## Problem details:
Copy out all of the material, matching it word for word.

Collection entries

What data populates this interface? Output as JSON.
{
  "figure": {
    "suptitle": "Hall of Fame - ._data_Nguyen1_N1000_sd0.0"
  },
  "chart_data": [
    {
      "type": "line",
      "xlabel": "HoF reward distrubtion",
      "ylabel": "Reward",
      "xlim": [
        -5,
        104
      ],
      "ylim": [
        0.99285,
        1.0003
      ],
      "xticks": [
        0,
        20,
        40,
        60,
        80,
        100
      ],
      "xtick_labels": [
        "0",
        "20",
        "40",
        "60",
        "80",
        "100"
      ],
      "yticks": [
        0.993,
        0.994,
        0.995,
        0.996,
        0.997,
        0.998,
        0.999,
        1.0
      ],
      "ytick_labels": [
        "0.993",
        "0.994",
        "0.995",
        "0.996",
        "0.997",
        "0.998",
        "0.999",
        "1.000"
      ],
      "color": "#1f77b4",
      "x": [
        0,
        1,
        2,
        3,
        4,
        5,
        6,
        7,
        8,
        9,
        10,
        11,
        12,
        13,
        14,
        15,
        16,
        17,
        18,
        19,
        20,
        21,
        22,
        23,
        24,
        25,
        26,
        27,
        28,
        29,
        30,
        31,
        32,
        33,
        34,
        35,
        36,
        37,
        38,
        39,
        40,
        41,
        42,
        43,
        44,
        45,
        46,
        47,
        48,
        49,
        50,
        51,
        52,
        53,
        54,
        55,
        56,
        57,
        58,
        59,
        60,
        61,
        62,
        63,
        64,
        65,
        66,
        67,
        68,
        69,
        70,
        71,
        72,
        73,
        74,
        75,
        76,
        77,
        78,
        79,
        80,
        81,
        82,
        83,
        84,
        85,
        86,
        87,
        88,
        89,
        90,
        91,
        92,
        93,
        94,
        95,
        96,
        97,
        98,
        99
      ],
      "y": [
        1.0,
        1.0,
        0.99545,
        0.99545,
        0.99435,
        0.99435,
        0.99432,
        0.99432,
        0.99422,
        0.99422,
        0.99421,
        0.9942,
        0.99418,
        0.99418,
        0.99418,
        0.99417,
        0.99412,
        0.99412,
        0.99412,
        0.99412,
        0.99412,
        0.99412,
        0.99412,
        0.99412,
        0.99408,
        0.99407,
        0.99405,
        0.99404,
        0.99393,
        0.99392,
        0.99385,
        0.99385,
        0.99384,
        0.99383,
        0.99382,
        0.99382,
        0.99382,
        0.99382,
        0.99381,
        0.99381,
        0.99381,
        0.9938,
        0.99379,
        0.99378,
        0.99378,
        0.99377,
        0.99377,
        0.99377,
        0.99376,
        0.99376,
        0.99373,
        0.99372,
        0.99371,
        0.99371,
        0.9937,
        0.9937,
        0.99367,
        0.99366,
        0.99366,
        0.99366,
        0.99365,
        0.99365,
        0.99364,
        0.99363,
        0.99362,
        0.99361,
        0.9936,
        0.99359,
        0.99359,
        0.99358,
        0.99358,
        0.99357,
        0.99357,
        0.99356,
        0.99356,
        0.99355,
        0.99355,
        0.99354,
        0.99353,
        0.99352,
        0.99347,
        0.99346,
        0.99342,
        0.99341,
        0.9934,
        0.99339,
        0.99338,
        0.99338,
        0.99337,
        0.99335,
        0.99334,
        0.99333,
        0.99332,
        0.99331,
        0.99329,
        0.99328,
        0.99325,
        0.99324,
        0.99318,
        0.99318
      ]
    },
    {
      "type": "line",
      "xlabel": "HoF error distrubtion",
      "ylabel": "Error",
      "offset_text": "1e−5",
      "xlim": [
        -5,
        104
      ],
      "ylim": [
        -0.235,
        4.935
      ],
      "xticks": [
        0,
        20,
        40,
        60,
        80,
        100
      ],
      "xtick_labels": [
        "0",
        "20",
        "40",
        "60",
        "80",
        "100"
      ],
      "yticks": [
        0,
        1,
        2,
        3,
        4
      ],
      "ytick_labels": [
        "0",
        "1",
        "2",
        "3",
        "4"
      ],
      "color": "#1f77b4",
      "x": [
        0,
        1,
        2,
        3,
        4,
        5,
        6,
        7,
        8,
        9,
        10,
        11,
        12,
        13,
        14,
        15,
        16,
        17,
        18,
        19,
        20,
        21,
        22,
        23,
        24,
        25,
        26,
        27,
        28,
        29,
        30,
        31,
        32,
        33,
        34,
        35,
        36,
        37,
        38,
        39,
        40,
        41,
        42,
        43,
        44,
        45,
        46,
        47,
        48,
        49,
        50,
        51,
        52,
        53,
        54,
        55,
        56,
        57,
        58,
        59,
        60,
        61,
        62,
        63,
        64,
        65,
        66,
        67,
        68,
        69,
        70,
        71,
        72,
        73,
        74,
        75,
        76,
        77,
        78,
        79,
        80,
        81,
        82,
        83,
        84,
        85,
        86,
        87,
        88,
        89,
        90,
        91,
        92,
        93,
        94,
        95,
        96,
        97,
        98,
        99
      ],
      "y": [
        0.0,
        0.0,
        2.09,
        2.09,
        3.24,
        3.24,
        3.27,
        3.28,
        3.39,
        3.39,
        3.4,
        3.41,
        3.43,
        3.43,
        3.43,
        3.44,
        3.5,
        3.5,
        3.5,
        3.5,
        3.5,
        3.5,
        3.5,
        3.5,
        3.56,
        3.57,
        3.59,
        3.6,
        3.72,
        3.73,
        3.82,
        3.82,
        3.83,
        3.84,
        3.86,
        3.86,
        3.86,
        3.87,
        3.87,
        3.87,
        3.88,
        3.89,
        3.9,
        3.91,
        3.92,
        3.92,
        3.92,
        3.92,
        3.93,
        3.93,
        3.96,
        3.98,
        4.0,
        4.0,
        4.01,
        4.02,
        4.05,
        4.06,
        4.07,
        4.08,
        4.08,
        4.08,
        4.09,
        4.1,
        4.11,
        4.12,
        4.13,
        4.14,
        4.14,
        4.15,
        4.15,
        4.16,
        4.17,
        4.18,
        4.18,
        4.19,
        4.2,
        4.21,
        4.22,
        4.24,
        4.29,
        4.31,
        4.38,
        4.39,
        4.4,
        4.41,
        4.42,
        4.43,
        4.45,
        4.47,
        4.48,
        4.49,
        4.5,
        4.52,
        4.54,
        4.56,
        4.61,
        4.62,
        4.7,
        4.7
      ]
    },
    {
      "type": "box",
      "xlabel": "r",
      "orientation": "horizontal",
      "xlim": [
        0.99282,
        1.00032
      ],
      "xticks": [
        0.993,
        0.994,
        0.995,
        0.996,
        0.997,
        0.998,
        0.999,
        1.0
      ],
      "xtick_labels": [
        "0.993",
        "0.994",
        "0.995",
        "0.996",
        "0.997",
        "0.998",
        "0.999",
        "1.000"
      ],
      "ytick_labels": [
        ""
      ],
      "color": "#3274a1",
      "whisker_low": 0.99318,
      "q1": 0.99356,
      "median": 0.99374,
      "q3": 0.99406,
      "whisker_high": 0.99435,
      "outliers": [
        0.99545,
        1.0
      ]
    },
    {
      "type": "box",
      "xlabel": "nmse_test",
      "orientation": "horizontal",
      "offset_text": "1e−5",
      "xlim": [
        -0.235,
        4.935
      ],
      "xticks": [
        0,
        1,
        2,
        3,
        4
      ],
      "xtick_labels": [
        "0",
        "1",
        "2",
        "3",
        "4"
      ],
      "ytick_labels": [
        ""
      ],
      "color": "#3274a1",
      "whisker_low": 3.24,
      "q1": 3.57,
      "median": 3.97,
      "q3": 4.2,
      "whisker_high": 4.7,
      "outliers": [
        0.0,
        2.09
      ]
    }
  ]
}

## Response for this exercise:
What data populates this interface? Output as JSON.
{
  "figure": {
    "suptitle": "Hall of Fame - ._data_Nguyen1_N1000_sd0.0"
  },
  "chart_data": [
    {
      "type": "line",
      "xlabel": "HoF reward distrubtion",
      "ylabel": "Reward",
      "xlim": [
        -5,
        104
      ],
      "ylim": [
        0.99285,
        1.0003
      ],
      "xticks": [
        0,
        20,
        40,
        60,
        80,
        100
      ],
      "xtick_labels": [
        "0",
        "20",
        "40",
        "60",
        "80",
        "100"
      ],
      "yticks": [
        0.993,
        0.994,
        0.995,
        0.996,
        0.997,
        0.998,
        0.999,
        1.0
      ],
      "ytick_labels": [
        "0.993",
        "0.994",
        "0.995",
        "0.996",
        "0.997",
        "0.998",
        "0.999",
        "1.000"
      ],
      "color": "#1f77b4",
      "x": [
        0,
        1,
        2,
        3,
        4,
        5,
        6,
        7,
        8,
        9,
        10,
        11,
        12,
        13,
        14,
        15,
        16,
        17,
        18,
        19,
        20,
        21,
        22,
        23,
        24,
        25,
        26,
        27,
        28,
        29,
        30,
        31,
        32,
        33,
        34,
        35,
        36,
        37,
        38,
        39,
        40,
        41,
        42,
        43,
        44,
        45,
        46,
        47,
        48,
        49,
        50,
        51,
        52,
        53,
        54,
        55,
        56,
        57,
        58,
        59,
        60,
        61,
        62,
        63,
        64,
        65,
        66,
        67,
        68,
        69,
        70,
        71,
        72,
        73,
        74,
        75,
        76,
        77,
        78,
        79,
        80,
        81,
        82,
        83,
        84,
        85,
        86,
        87,
        88,
        89,
        90,
        91,
        92,
        93,
        94,
        95,
        96,
        97,
        98,
        99
      ],
      "y": [
        1.0,
        1.0,
        0.99545,
        0.99545,
        0.99435,
        0.99435,
        0.99432,
        0.99432,
        0.99422,
        0.99422,
        0.99421,
        0.9942,
        0.99418,
        0.99418,
        0.99418,
        0.99417,
        0.99412,
        0.99412,
        0.99412,
        0.99412,
        0.99412,
        0.99412,
        0.99412,
        0.99412,
        0.99408,
        0.99407,
        0.99405,
        0.99404,
        0.99393,
        0.99392,
        0.99385,
        0.99385,
        0.99384,
        0.99383,
        0.99382,
        0.99382,
        0.99382,
        0.99382,
        0.99381,
        0.99381,
        0.99381,
        0.9938,
        0.99379,
        0.99378,
        0.99378,
        0.99377,
        0.99377,
        0.99377,
        0.99376,
        0.99376,
        0.99373,
        0.99372,
        0.99371,
        0.99371,
        0.9937,
        0.9937,
        0.99367,
        0.99366,
        0.99366,
        0.99366,
        0.99365,
        0.99365,
        0.99364,
        0.99363,
        0.99362,
        0.99361,
        0.9936,
        0.99359,
        0.99359,
        0.99358,
        0.99358,
        0.99357,
        0.99357,
        0.99356,
        0.99356,
        0.99355,
        0.99355,
        0.99354,
        0.99353,
        0.99352,
        0.99347,
        0.99346,
        0.99342,
        0.99341,
        0.9934,
        0.99339,
        0.99338,
        0.99338,
        0.99337,
        0.99335,
        0.99334,
        0.99333,
        0.99332,
        0.99331,
        0.99329,
        0.99328,
        0.99325,
        0.99324,
        0.99318,
        0.99318
      ]
    },
    {
      "type": "line",
      "xlabel": "HoF error distrubtion",
      "ylabel": "Error",
      "offset_text": "1e−5",
      "xlim": [
        -5,
        104
      ],
      "ylim": [
        -0.235,
        4.935
      ],
      "xticks": [
        0,
        20,
        40,
        60,
        80,
        100
      ],
      "xtick_labels": [
        "0",
        "20",
        "40",
        "60",
        "80",
        "100"
      ],
      "yticks": [
        0,
        1,
        2,
        3,
        4
      ],
      "ytick_labels": [
        "0",
        "1",
        "2",
        "3",
        "4"
      ],
      "color": "#1f77b4",
      "x": [
        0,
        1,
        2,
        3,
        4,
        5,
        6,
        7,
        8,
        9,
        10,
        11,
        12,
        13,
        14,
        15,
        16,
        17,
        18,
        19,
        20,
        21,
        22,
        23,
        24,
        25,
        26,
        27,
        28,
        29,
        30,
        31,
        32,
        33,
        34,
        35,
        36,
        37,
        38,
        39,
        40,
        41,
        42,
        43,
        44,
        45,
        46,
        47,
        48,
        49,
        50,
        51,
        52,
        53,
        54,
        55,
        56,
        57,
        58,
        59,
        60,
        61,
        62,
        63,
        64,
        65,
        66,
        67,
        68,
        69,
        70,
        71,
        72,
        73,
        74,
        75,
        76,
        77,
        78,
        79,
        80,
        81,
        82,
        83,
        84,
        85,
        86,
        87,
        88,
        89,
        90,
        91,
        92,
        93,
        94,
        95,
        96,
        97,
        98,
        99
      ],
      "y": [
        0.0,
        0.0,
        2.09,
        2.09,
        3.24,
        3.24,
        3.27,
        3.28,
        3.39,
        3.39,
        3.4,
        3.41,
        3.43,
        3.43,
        3.43,
        3.44,
        3.5,
        3.5,
        3.5,
        3.5,
        3.5,
        3.5,
        3.5,
        3.5,
        3.56,
        3.57,
        3.59,
        3.6,
        3.72,
        3.73,
        3.82,
        3.82,
        3.83,
        3.84,
        3.86,
        3.86,
        3.86,
        3.87,
        3.87,
        3.87,
        3.88,
        3.89,
        3.9,
        3.91,
        3.92,
        3.92,
        3.92,
        3.92,
        3.93,
        3.93,
        3.96,
        3.98,
        4.0,
        4.0,
        4.01,
        4.02,
        4.05,
        4.06,
        4.07,
        4.08,
        4.08,
        4.08,
        4.09,
        4.1,
        4.11,
        4.12,
        4.13,
        4.14,
        4.14,
        4.15,
        4.15,
        4.16,
        4.17,
        4.18,
        4.18,
        4.19,
        4.2,
        4.21,
        4.22,
        4.24,
        4.29,
        4.31,
        4.38,
        4.39,
        4.4,
        4.41,
        4.42,
        4.43,
        4.45,
        4.47,
        4.48,
        4.49,
        4.5,
        4.52,
        4.54,
        4.56,
        4.61,
        4.62,
        4.7,
        4.7
      ]
    },
    {
      "type": "box",
      "xlabel": "r",
      "orientation": "horizontal",
      "xlim": [
        0.99282,
        1.00032
      ],
      "xticks": [
        0.993,
        0.994,
        0.995,
        0.996,
        0.997,
        0.998,
        0.999,
        1.0
      ],
      "xtick_labels": [
        "0.993",
        "0.994",
        "0.995",
        "0.996",
        "0.997",
        "0.998",
        "0.999",
        "1.000"
      ],
      "ytick_labels": [
        ""
      ],
      "color": "#3274a1",
      "whisker_low": 0.99318,
      "q1": 0.99356,
      "median": 0.99374,
      "q3": 0.99406,
      "whisker_high": 0.99435,
      "outliers": [
        0.99545,
        1.0
      ]
    },
    {
      "type": "box",
      "xlabel": "nmse_test",
      "orientation": "horizontal",
      "offset_text": "1e−5",
      "xlim": [
        -0.235,
        4.935
      ],
      "xticks": [
        0,
        1,
        2,
        3,
        4
      ],
      "xtick_labels": [
        "0",
        "1",
        "2",
        "3",
        "4"
      ],
      "ytick_labels": [
        ""
      ],
      "color": "#3274a1",
      "whisker_low": 3.24,
      "q1": 3.57,
      "median": 3.97,
      "q3": 4.2,
      "whisker_high": 4.7,
      "outliers": [
        0.0,
        2.09
      ]
    }
  ]
}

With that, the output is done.